§ **Supplied text**
###

The logic of the tests remains the same as it was for the linear model, where it is a test against the null hypothesis that the coefficient is zero. Or, less formally, we can think of the corresponding p-value as “in the null universe where there is no relationship between \(x\) and the occurrence of event \(y\), there is a p-value chance of seeing a sample of this size with an association as strong as the one we have got”

For every hour more someone spent fishing, the odds of them catching a fish increased by 1.96 (\(z = 4.87\), \(p < .001\)).

Confidence Intervals
As previously, we can obtain confidence intervals using the confint() function. Because confidence intervals are just lower and upper bounds for a range of plausible values for our estimates, we can turn these into the confidence intervals around our odds ratios!

exp(confint(fishmod))

                 2.5 %    97.5 %
(Intercept) 0.03102087 0.2534272
hours       1.52614259 2.6275396

For every hour more someone spent fishing, the odds of them catching a fish increased by 1.96 (95% CI [1.53, 2.63]).

Visualising

While interpreting coefficients leaves us in speaking in the realm of odds-ratios, we can do more with visualisations! This is because we can simply display the predicted probability across values of some predictor. We don’t have to try and rely solely on a numerical description of a relationship - a picture speaks a thousand words (and it’s a lot easier!)

library(sjPlot)
plot_model(fishmod, type = "eff")

$hours

Optional: making plots manually

to make plots manually, we need to give our model some new data to predict values for, and then plot those predictions!
For these models, we can actually predict on various different scales (e.g. do we want to predict log-odds values (predict(mod, type="link")) or probabilities (predict(mod, type="response"))?

plotdata <- tibble(
  # make hours a sequence of length 50, from 0 to 10
  hours = seq(0, 10, length.out = 50)
)

# add the predcted probabilities
plotdata <- 
  plotdata %>% mutate(
    prob = predict(fishmod, newdata = plotdata, type = "response"),
  )

# plot the predicted probabilities
ggplot(plotdata, aes(x = hours, y = prob)) +
  geom_line()

# Getting the intervals is much trickier, but essentially requires computing the upper and lower bounds on the log-odds scale and then converting them back:
plotdata <- 
  plotdata %>% 
  mutate(
    logodd = predict(fishmod, newdata = plotdata, type = "link"),
    se = predict(fishmod, newdata = plotdata, type = "link", se.fit = TRUE)$se,
    logoddlower = logodd - (1.96*se),
    logoddupper = logodd + (1.96*se),
    prob = fishmod$family$linkinv(logodd),
    lower = fishmod$family$linkinv(logoddlower),
    upper = fishmod$family$linkinv(logoddupper)

###

Continue the logistic regression tutorial from the point where it stops. The lines that follow aren't needed for anything here.

§ **Source excerpt**
###

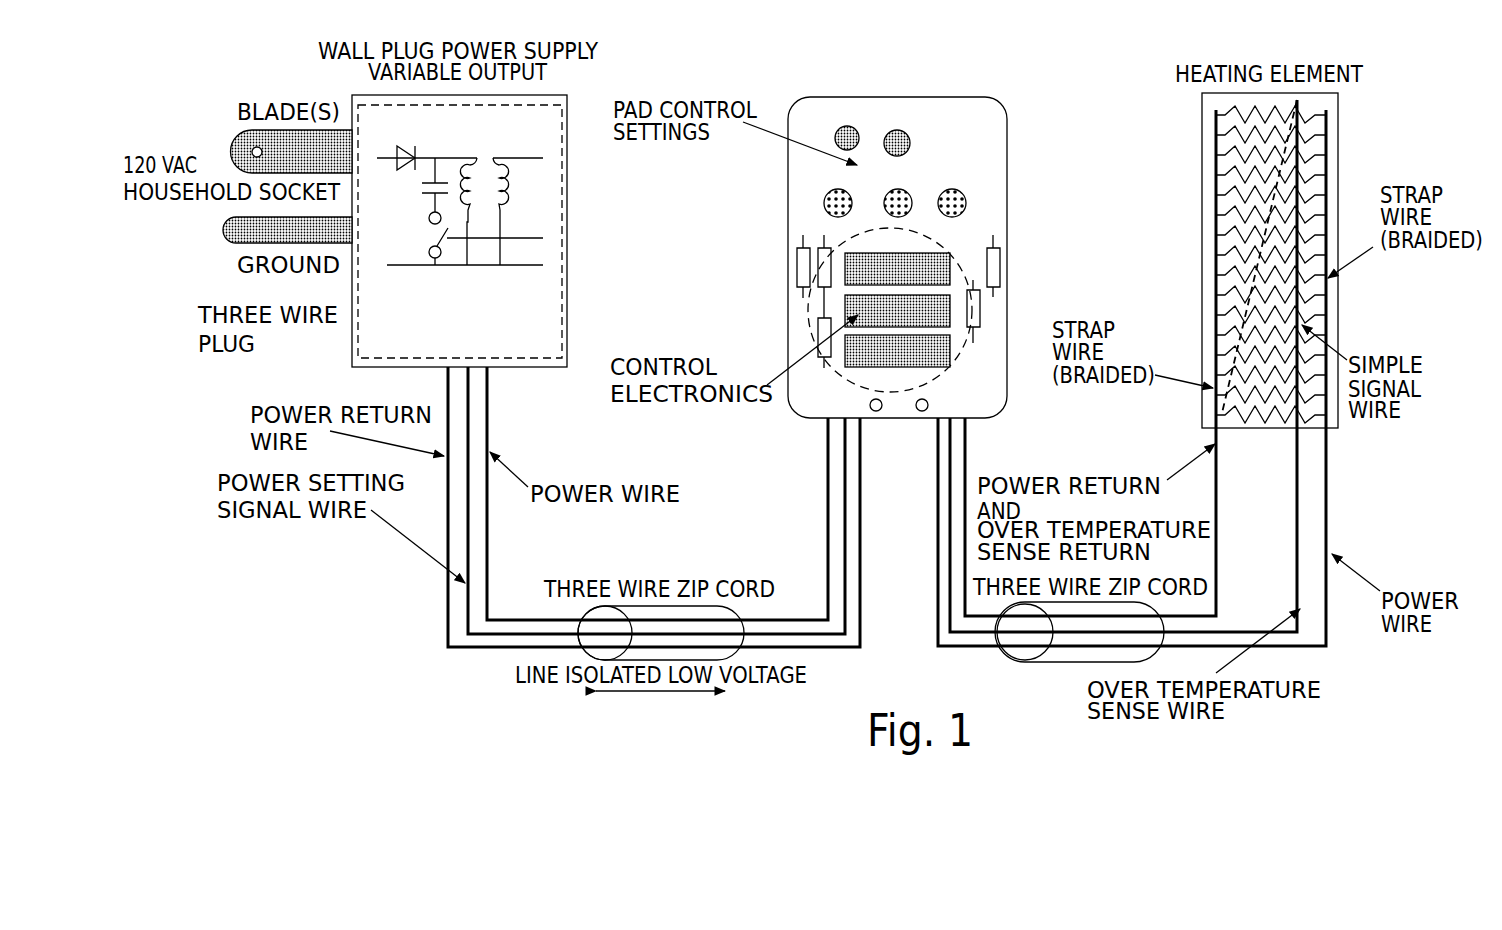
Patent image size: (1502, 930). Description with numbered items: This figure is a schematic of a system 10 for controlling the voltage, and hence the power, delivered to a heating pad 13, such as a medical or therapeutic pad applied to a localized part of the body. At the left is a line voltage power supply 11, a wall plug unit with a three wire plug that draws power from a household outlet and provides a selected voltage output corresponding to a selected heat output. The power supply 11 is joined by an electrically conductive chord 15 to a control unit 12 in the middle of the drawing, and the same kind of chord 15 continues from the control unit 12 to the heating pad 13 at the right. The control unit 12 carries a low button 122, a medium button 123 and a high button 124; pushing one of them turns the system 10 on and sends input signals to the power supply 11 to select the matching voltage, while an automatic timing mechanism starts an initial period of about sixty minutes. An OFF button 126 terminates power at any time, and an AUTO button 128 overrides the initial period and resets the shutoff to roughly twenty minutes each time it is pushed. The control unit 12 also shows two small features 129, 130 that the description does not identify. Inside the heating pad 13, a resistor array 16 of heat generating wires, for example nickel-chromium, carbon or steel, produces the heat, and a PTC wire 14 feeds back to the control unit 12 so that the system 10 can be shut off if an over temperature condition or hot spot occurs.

###

§ **The answer**
  )

ggplot(plotdata, aes(x = hours, y = prob)) +
  geom_line() + 
  geom_ribbon(aes(ymin=lower,ymax=upper), alpha=.2)

Comparing models

When moving from linear regression to more advanced and flexible models, testing of goodness of fit is more often done by comparing a model of interest to a simpler one. The only caveat is that the two models need to be nested, i.e. one model needs to be a simplification of the other, and all predictors of one model needs to be within the other.

To compare models, we test the difference in deviance.

Deviance

Deviance is a measure of deviation/discrepancy/mismatch between the data and the model. You can think of it as a generalisation of the terms making up the residual sum of squares in simple linear regression, in that it measures the misfit, or badness of fit. This means (as it was for the residual sum of squares) that smaller deviance is better!

More technically, deviance is calculated as -2 times the log-likelihood.

• Likelihood = \(P(data | model)\) (the probability of seeing the sample data given our model). If we had a perfect model, this would be 1.
  • if you want a (slightly) more in depth look at “likelihood”, see here.
• Log-likelihood = the log of the likelihood. The log transformation means that where likelihood ranges from 0 to 1, log-likelihood ranges from negative infinity to 0 (0 would be the perfect model)
• -2Log-likelihood = turns it from negative to positive, and allows us to test it against a \(\chi^2\) distribution.

For instance, we can compare our model to the model where all slopes are 0. The null hypothesis will be that the simpler model is a good fit, while the alternative is that the more complex model is needed.

In R we do this comparison as follows:

fishmod0 <- glm(caught_any ~ 1, data = fish,
               family = binomial(link="logit"))

fishmod1 <- glm(caught_any ~ hours, data = fish,
               family = binomial(link="logit"))

anova(fishmod0, fishmod1, test = 'Chisq')

Analysis of Deviance Table

Model 1: caught_any ~ 1
Model 2: caught_any ~ hours
  Resid. Df Resid. Dev Df Deviance  Pr(>Chi)    
1       119     165.15                          
2       118     127.70  1    37.45 9.378e-10 ***
---
Signif. codes:  0 '***' 0.001 '**' 0.01 '*' 0.05 '.' 0.1 ' ' 1

The above code shows the two fitted models, amd reports the Residual Deviance of each model, 165.1 and 127.7 respectively. So by adding the predictor hours to the model, we reduce our deviance from 165.1 to 127.7, i.e. we reduce it by 37.4 (remember, deviance is like badness-of-fit, so smaller is better).
Is this reduction sufficient to be attributed solely to the contribution of the predictor, or could it just be due to random sampling variation? This is what the chi-squared test tells us!

Optional Akaike and Bayesian Information Criteria

Deviance measures lack of fit, and it can be reduced to zero by making the model more and more complex, effectively estimating the value at each single data point. However, this involves adding more and more predictors, which makes the model more complex (and less interpretable).

Typically, simpler models are preferred when they still explain the data almost as well. This is why information criteria were devised, exactly to account for both the model misfit but also its complexity.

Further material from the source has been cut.